- [Seitenauszug]
==================================================

Doch Röttgen ließ nur ausrichten, dass er noch dieses Jahr ins Wendland kommen will. Er, der angesichts von Stuttgart 21 eine Sprachlosigkeit der Politik gegenüber den Bürgern kritisiert, wird Worte finden müssen, wie es nun in Gorleben weitergehen soll. Gerade weil der Protest sich nicht kriminalisieren lässt, betonen Castor-Gegner.

Zwar gab es heftige Ausschreitungen am Sonntagmorgen durch zugereiste Autonome, aber angesichts der friedlichen Gleisblockade spricht Stay von „einer Sternstunde“ des gewaltfreien Widerstands und so viel Unterstützung wie nie für die Wendländer.

Einmal mehr hat der Castor offenbart, dass die ungelöste Atommüllentsorgung das größte Problem der Kernenergie ist. Der Staat kommt hier an seine Grenzen – so viel bürgerlicher Widerstand lässt sich nicht einfach ignorieren. Mit jedem weiteren Castor-Behälter, der ins Zwischenlager nach Gorleben kommt, sehen die Wendländer ein weiteres Argument dafür, dass der Atommüll am Ende in ihrer Erde vergraben wird. Der Salzstock liegt nur ein paar Hundert Meter entfernt vom Zwischenlager.

Die ausufernden Strapazen für die Polizisten und die Kosten des Einsatzes – von bis zu 50 Millionen Euro ist die Rede – dürften auch eine Debatte über den Sinn der Castor-Transporte nach Gorleben auslösen. Die Kostenexplosion war ein Ziel der Demonstranten, damit Bewegung in die Debatte kommt.

Minister Röttgen betont, wie auch sein Vorgänger von den Grünen, Jürgen Trittin, dass Deutschland zur Rücknahme des Atommülls aus der Wiederaufarbeitung im Ausland verpflichtet sei. Röttgen findet die Instrumentalisierung des Castor-Protests durch die Grünen daher höchst unredlich. Greenpeace fordert, den Müll statt nach Gorleben gemäß dem Verursacherprinzip zu den AKWs zu bringen, wo er erzeugt wurde.

==================================================

- [Datenauszug]

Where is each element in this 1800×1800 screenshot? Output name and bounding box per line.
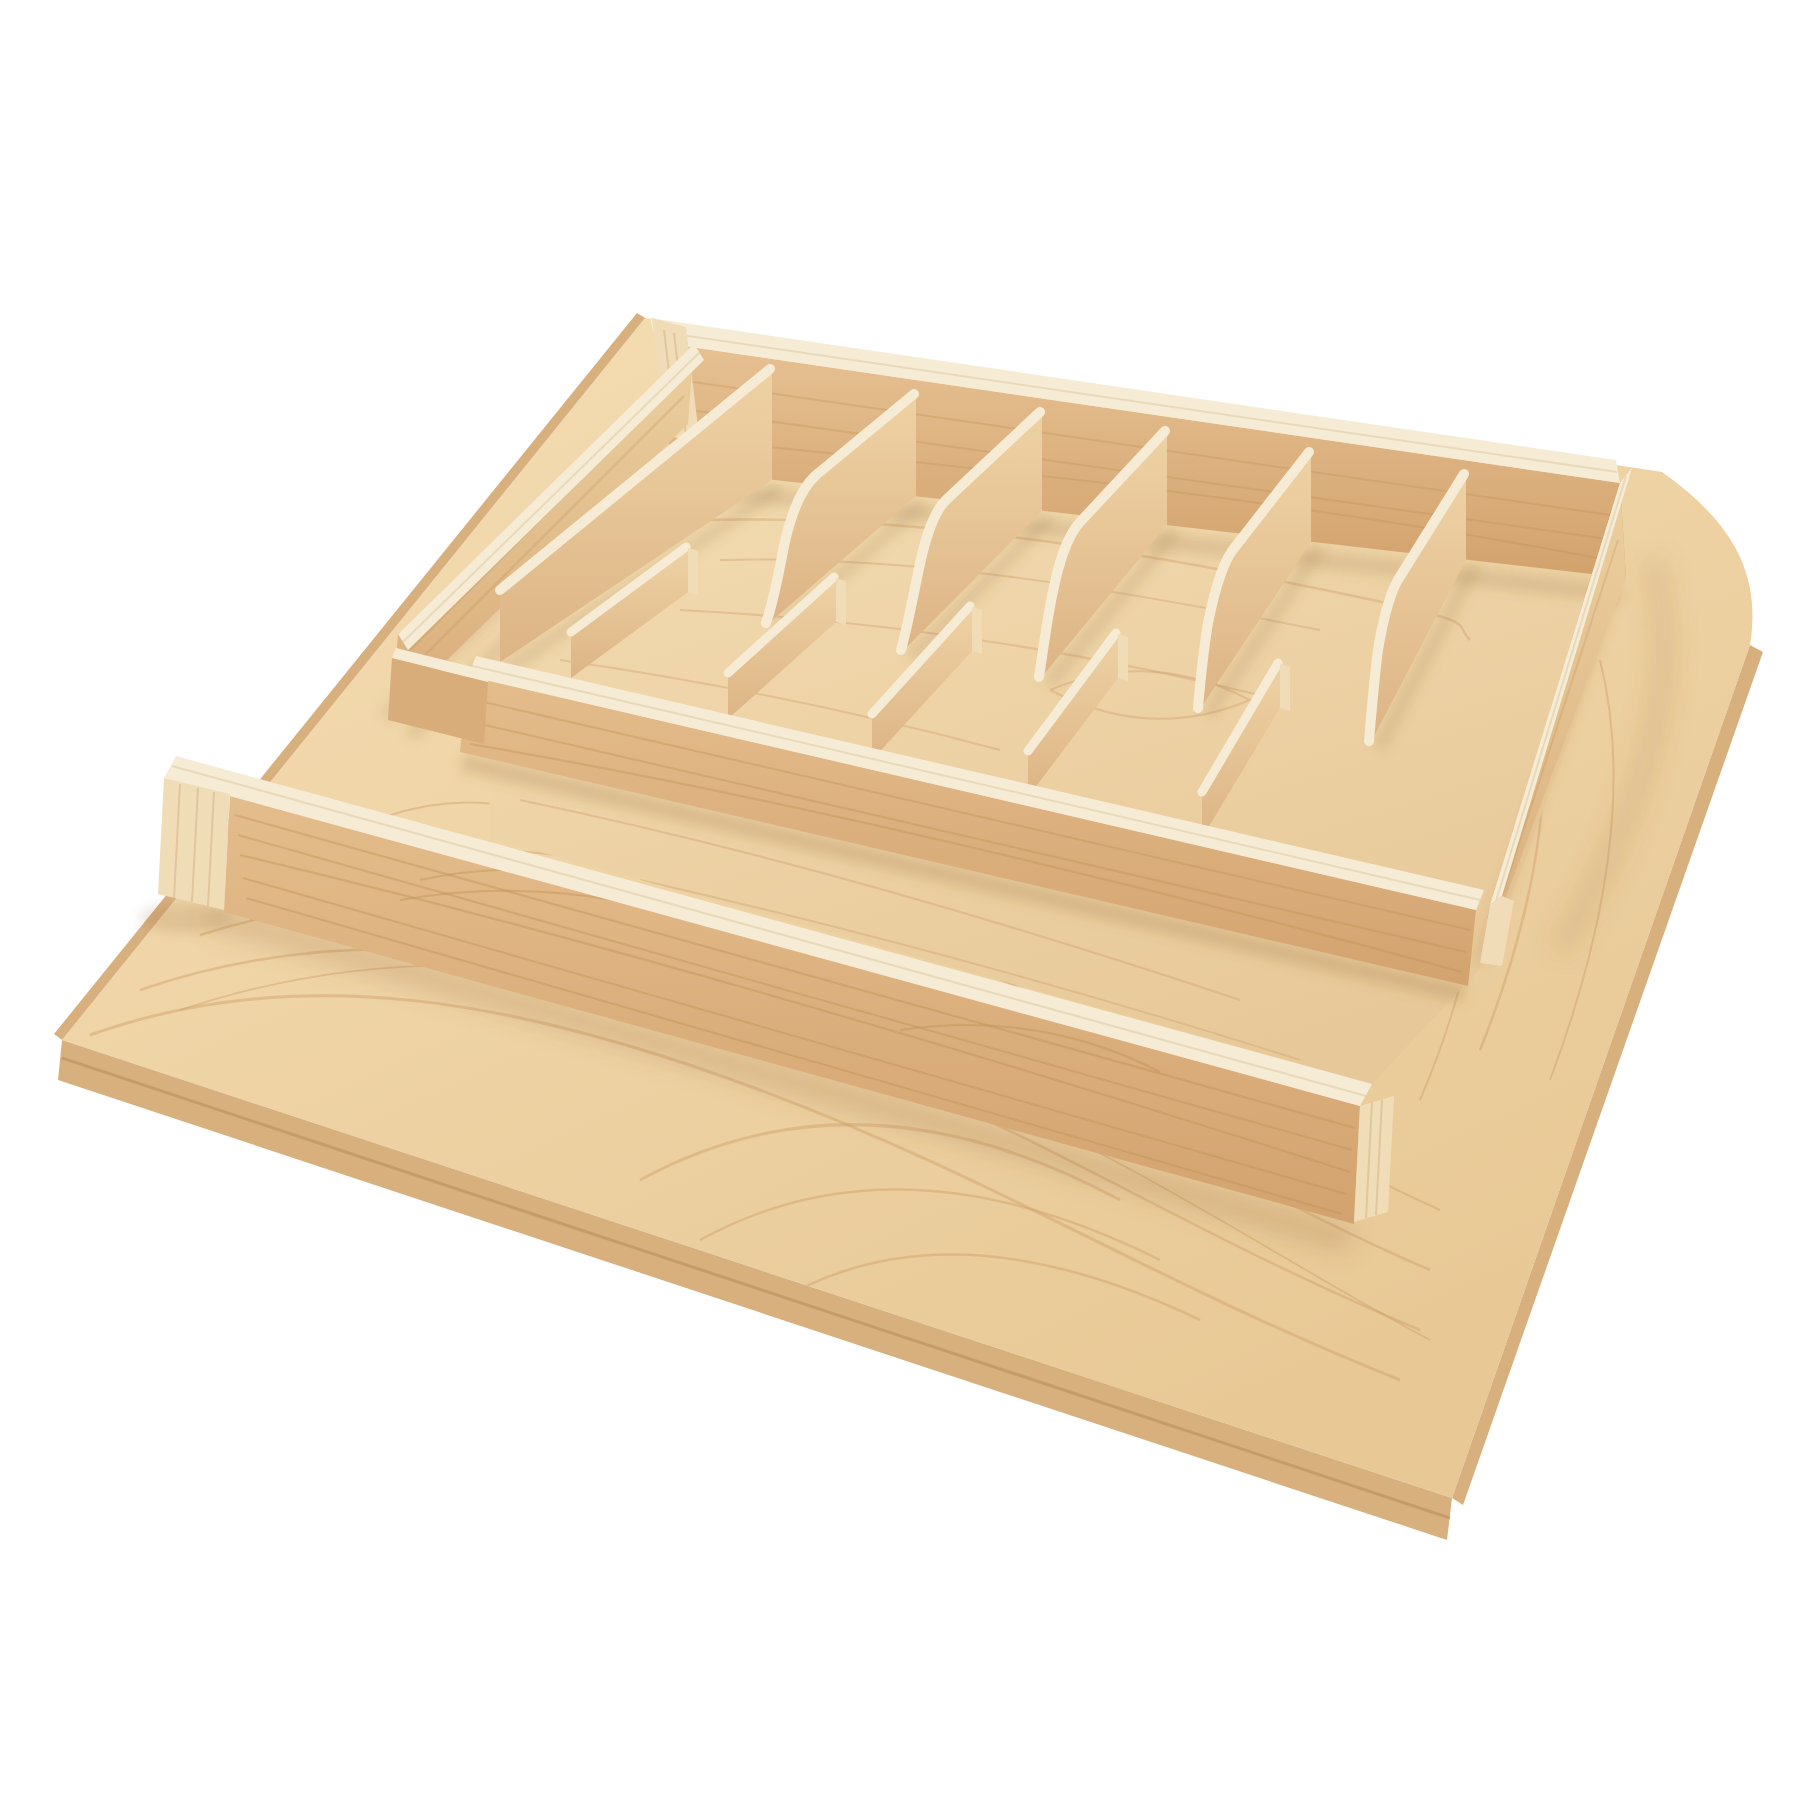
low-divider-1-end-cap — [688, 548, 698, 595]
low-divider-5-end-cap — [1280, 664, 1290, 711]
low-divider-3-end-cap — [972, 607, 982, 654]
front-rail-left-end — [158, 778, 230, 910]
cutlery-tray-scene — [0, 0, 1800, 1800]
product-photo — [0, 0, 1800, 1800]
low-divider-2-end-cap — [836, 578, 846, 625]
front-rail-right-end — [1354, 1096, 1394, 1222]
low-divider-4-end-cap — [1118, 634, 1128, 681]
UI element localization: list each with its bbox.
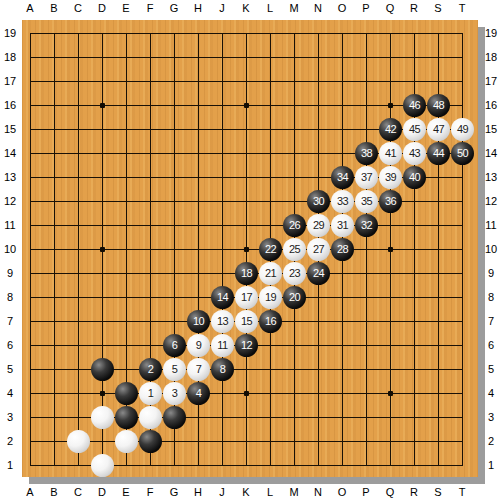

==================================================

- [Aufgaben]
1. Schreibe aus dem Seitenauszug die Stelle von "Minister Röttgen betont, wie" bis einschließlich "er erzeugt wurde." wortgetreu ab.
2. Gib den Absatz im Seitenauszug, der mit „Minister Röttgen betont“ beginnt, als kurze Stichpunktliste mit seinen wichtigsten Aussagen wieder.
Die Datensätze stehen in keinem Zusammenhang mit dem Seitenauszug.

- [Lösungen]
1.
Minister Röttgen betont, wie auch sein Vorgänger von den Grünen, Jürgen Trittin, dass Deutschland zur Rücknahme des Atommülls aus der Wiederaufarbeitung im Ausland verpflichtet sei. Röttgen findet die Instrumentalisierung des Castor-Protests durch die Grünen daher höchst unredlich. Greenpeace fordert, den Müll statt nach Gorleben gemäß dem Verursacherprinzip zu den AKWs zu bringen, wo er erzeugt wurde.

2.
- Minister Röttgen und sein Vorgänger von den Grünen, Jürgen Trittin, betonen, dass Deutschland zur Rücknahme des Atommülls aus der Wiederaufarbeitung im Ausland verpflichtet sei.
- Röttgen hält es deshalb für höchst unredlich, dass die Grünen den Castor-Protest instrumentalisieren.
- Greenpeace fordert, den Müll nach dem Verursacherprinzip zu den AKWs zu bringen, in denen er erzeugt wurde, statt nach Gorleben.